▶ [AIM] Which lines have the string "title"? Copy all of them from the entries below.

▶ [RECORDS PROVIDED]
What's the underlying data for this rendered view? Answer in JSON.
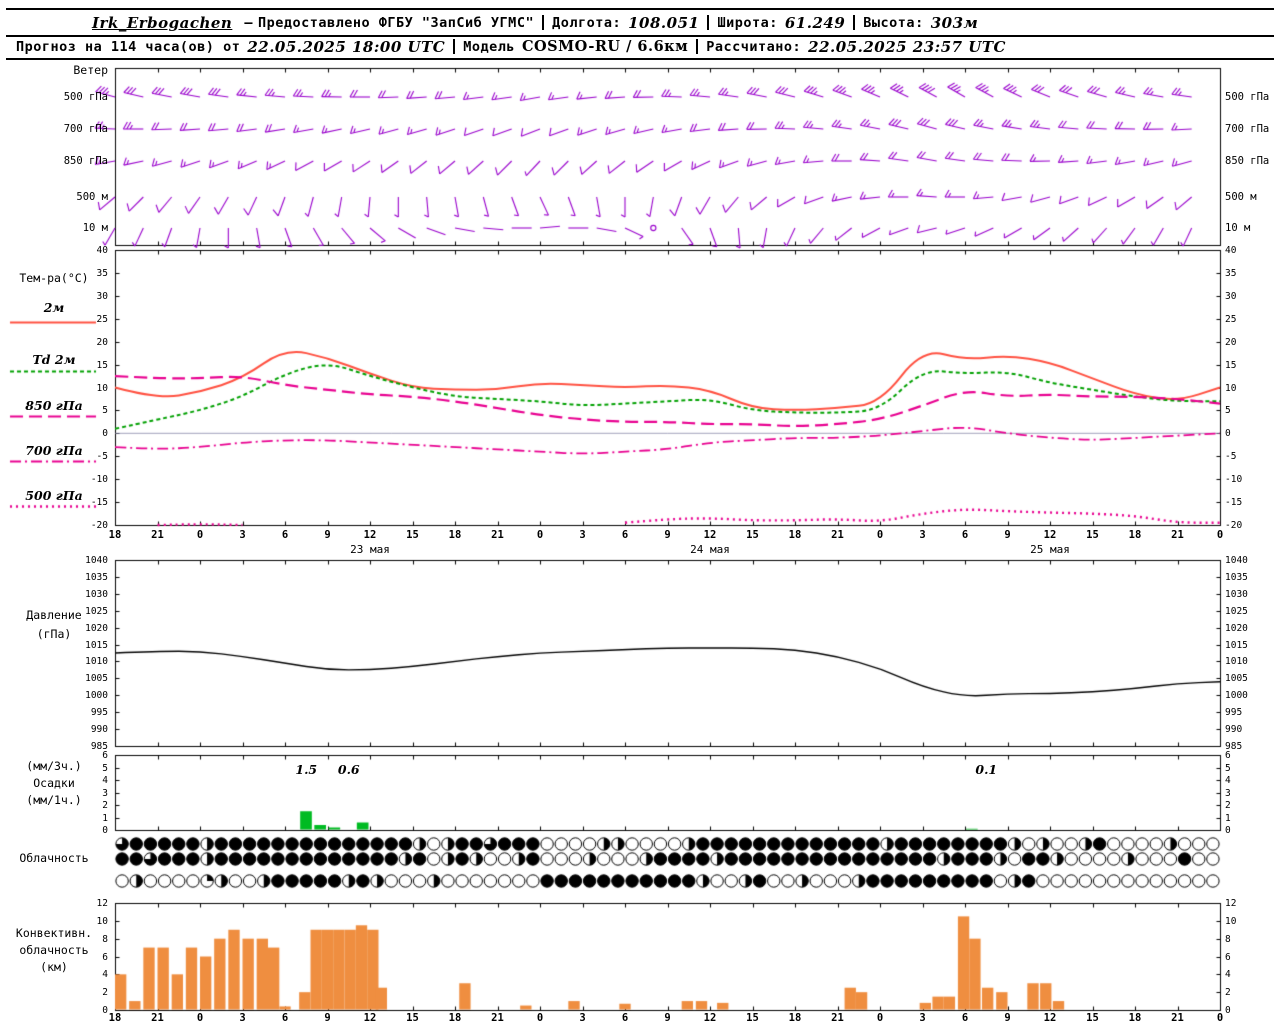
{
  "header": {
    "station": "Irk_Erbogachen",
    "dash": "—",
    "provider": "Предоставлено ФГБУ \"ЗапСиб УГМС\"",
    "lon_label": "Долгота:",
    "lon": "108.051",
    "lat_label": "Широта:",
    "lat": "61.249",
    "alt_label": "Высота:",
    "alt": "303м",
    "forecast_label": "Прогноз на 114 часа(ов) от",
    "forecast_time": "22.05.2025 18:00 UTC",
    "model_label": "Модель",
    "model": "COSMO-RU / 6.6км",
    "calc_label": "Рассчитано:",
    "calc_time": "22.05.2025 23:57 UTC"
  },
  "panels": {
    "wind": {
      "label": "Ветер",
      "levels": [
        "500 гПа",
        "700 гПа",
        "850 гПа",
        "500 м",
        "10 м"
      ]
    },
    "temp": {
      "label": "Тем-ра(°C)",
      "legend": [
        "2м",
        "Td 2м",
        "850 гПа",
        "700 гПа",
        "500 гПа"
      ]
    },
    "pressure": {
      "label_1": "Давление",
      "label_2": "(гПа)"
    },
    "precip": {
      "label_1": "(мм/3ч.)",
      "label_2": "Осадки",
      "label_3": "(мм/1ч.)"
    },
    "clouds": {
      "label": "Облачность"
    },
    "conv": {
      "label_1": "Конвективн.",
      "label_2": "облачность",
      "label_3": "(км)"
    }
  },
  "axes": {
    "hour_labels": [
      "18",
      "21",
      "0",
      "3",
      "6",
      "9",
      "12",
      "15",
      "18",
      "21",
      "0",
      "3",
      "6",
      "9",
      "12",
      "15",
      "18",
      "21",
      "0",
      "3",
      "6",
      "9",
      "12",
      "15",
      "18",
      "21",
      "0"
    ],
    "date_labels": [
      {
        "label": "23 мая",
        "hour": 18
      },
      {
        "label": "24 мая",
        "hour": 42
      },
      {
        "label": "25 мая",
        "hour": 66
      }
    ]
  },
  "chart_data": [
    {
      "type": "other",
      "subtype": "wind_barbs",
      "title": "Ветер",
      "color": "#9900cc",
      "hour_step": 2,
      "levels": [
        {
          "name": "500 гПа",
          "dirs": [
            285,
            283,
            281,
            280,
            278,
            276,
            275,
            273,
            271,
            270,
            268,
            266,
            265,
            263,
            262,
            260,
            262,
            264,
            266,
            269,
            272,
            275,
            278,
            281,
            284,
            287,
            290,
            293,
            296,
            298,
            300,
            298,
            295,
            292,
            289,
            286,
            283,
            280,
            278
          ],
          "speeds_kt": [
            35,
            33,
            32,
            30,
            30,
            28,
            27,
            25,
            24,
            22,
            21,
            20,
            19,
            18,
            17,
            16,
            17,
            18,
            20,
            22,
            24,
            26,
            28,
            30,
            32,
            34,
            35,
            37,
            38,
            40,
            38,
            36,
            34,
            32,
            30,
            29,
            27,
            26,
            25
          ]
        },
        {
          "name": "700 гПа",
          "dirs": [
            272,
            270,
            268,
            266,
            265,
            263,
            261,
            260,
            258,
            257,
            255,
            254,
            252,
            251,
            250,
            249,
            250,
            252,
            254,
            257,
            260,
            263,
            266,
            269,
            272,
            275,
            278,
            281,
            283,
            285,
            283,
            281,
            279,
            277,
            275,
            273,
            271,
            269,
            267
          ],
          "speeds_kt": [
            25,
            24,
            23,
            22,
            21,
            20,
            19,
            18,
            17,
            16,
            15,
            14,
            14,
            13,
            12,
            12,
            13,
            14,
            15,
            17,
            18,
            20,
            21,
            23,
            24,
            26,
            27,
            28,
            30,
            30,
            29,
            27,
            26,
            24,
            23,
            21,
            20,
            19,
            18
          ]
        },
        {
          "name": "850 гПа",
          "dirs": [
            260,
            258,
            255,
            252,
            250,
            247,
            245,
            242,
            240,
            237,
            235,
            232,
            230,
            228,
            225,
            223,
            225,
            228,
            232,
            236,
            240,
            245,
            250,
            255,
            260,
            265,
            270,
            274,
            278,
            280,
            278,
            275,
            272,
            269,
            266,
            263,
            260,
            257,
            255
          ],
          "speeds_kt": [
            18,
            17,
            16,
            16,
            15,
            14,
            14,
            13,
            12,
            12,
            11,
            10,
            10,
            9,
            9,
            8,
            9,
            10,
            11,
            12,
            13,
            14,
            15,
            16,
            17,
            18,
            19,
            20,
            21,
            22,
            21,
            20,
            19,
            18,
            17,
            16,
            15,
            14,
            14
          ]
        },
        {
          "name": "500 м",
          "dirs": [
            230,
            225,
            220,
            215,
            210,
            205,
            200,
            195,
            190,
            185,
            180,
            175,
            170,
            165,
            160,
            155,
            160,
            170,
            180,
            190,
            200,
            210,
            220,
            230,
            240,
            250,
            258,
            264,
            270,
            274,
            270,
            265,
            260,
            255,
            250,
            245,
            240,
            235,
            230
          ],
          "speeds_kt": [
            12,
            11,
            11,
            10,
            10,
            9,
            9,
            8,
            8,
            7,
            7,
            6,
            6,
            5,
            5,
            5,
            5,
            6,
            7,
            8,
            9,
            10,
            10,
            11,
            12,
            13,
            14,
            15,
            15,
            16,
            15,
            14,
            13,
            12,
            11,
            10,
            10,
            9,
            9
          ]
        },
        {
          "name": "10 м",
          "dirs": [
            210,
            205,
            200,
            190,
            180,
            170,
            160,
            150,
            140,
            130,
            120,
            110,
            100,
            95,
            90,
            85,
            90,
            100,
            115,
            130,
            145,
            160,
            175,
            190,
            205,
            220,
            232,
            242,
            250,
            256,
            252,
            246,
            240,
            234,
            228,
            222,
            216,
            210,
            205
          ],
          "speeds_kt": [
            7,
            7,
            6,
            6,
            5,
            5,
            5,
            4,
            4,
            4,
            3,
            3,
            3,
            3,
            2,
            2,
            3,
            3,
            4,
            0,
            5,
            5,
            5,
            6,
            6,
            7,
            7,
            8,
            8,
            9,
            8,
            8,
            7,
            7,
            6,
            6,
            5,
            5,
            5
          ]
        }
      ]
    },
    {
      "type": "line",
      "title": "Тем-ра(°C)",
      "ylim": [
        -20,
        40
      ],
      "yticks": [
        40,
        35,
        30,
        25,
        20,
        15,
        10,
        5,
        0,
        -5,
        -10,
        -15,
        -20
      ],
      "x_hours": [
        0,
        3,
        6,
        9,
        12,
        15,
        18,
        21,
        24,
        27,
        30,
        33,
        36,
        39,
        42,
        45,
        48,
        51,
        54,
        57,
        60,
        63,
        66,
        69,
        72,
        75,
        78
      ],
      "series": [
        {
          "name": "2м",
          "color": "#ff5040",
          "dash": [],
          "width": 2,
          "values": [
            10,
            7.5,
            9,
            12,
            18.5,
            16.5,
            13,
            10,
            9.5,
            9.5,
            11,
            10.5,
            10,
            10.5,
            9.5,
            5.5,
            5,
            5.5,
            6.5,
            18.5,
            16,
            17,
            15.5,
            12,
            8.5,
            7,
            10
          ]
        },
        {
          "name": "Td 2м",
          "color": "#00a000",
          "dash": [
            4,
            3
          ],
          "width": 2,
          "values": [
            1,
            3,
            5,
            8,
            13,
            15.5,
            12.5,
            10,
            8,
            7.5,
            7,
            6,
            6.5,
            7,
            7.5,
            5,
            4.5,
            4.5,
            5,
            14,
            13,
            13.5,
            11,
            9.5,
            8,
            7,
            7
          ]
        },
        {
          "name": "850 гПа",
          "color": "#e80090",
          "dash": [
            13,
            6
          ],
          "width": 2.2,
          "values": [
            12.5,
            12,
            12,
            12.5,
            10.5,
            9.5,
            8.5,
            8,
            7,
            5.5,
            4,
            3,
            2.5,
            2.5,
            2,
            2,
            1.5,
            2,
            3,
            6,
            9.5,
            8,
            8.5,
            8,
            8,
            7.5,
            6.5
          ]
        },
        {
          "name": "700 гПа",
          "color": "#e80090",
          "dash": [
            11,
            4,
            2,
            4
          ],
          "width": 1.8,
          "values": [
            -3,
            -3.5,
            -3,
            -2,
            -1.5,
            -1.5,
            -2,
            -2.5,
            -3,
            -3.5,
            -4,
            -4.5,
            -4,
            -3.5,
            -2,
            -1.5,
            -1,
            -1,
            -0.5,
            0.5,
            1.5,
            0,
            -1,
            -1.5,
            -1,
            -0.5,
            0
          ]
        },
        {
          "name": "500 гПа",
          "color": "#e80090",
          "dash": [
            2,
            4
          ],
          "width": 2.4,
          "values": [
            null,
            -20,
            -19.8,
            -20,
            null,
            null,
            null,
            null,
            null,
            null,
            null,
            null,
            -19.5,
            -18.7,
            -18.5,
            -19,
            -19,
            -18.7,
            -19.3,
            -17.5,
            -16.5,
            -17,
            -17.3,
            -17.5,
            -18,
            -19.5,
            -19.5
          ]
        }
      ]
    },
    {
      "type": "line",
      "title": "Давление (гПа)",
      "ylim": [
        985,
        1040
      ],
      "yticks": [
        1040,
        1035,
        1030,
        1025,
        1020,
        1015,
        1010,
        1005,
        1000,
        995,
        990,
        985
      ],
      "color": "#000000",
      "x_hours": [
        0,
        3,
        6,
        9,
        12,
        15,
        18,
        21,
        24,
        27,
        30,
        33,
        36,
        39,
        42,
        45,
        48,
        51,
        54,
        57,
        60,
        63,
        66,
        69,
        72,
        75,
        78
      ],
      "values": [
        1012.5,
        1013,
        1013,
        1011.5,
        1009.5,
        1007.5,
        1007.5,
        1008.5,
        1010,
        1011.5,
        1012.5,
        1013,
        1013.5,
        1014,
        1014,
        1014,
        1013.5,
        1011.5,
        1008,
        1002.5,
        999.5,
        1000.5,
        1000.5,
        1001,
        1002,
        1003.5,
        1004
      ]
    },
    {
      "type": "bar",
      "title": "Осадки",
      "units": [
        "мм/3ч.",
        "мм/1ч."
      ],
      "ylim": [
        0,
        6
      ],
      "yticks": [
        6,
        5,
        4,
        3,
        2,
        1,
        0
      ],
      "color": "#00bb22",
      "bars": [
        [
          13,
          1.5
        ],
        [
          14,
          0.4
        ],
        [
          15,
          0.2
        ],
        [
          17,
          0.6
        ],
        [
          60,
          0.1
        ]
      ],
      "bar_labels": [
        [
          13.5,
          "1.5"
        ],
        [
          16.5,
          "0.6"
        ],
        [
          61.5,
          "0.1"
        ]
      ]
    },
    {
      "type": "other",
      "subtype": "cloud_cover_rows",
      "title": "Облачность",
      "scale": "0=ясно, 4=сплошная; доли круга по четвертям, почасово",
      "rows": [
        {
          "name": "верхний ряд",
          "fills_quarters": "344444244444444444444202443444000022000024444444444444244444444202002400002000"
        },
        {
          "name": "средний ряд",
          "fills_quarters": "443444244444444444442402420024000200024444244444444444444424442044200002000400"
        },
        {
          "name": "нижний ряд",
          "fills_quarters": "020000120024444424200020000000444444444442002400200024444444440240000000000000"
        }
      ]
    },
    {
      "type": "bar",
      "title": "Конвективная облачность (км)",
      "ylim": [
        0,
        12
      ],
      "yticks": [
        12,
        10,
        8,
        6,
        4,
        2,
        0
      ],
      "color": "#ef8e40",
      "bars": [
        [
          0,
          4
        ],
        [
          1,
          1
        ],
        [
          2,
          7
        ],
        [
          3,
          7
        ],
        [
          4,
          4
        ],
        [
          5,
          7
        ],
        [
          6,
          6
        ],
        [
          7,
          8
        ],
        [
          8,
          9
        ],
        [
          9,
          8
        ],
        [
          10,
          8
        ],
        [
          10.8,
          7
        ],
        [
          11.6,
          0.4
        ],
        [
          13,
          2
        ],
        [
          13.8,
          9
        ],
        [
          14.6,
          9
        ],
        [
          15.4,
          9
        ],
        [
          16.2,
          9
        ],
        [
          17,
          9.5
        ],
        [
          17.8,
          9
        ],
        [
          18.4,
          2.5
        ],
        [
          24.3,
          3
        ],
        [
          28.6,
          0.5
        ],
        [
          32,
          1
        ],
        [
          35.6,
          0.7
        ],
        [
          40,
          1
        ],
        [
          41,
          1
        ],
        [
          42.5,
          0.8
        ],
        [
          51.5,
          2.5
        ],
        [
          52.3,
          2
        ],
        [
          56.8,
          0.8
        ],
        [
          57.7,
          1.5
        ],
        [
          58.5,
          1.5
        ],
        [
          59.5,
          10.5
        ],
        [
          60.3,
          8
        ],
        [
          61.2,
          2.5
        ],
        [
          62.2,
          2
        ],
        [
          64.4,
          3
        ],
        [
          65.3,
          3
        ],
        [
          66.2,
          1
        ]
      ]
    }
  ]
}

▶ [REPLY]
      "title": "Ветер",
      "title": "Тем-ра(°C)",
      "title": "Давление (гПа)",
      "title": "Осадки",
      "title": "Облачность",
      "title": "Конвективная облачность (км)",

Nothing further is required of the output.